>> Start Records

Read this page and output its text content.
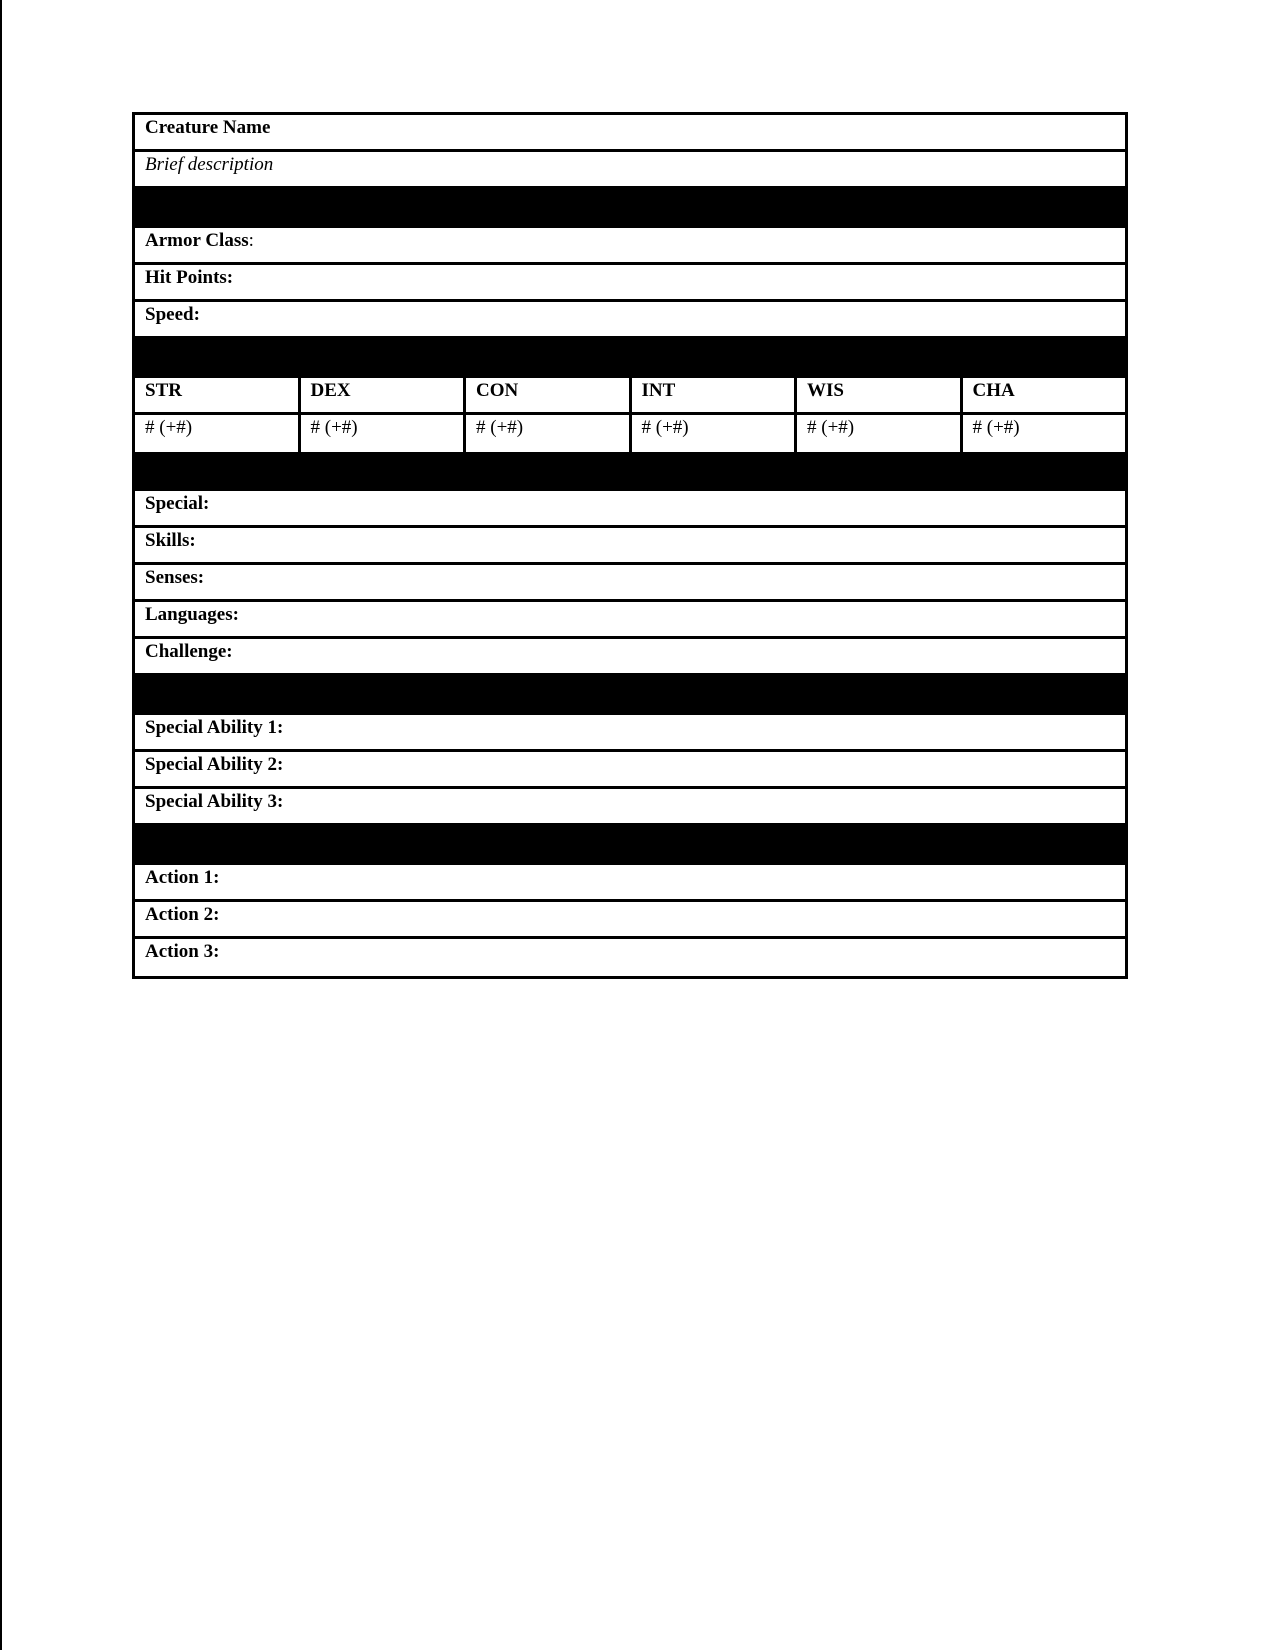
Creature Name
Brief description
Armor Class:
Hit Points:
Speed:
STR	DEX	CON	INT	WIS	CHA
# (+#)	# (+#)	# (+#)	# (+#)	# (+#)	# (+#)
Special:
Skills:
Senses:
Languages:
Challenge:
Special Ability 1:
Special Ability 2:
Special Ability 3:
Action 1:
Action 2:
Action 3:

>> End Records
>> Start Records

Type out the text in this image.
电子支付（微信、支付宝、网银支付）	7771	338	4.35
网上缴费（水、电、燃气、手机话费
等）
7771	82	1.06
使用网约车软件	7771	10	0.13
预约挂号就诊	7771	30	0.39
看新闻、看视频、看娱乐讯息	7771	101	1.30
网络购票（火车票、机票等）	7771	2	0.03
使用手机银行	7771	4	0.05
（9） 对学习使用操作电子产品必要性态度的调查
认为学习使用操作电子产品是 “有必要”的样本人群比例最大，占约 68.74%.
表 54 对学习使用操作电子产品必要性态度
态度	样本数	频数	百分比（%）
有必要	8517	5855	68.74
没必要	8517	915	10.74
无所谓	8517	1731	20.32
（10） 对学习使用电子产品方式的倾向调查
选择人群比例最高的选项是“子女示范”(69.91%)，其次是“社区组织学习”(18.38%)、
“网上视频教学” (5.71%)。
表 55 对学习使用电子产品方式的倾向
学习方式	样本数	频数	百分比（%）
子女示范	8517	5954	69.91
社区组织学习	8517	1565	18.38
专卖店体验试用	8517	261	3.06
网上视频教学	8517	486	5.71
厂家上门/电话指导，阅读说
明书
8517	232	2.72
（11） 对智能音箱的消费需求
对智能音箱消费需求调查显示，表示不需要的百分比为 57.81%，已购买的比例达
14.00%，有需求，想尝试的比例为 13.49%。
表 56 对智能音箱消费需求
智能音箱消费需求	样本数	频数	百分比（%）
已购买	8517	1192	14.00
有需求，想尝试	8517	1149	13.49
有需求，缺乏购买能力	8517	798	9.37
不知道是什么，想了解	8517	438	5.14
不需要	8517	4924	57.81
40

>> End Records

Aim of the task ▸ Only lines that contain the word "Special" are wanted; copy each of them.

Result ▸
Special:
Special Ability 1:
Special Ability 2:
Special Ability 3:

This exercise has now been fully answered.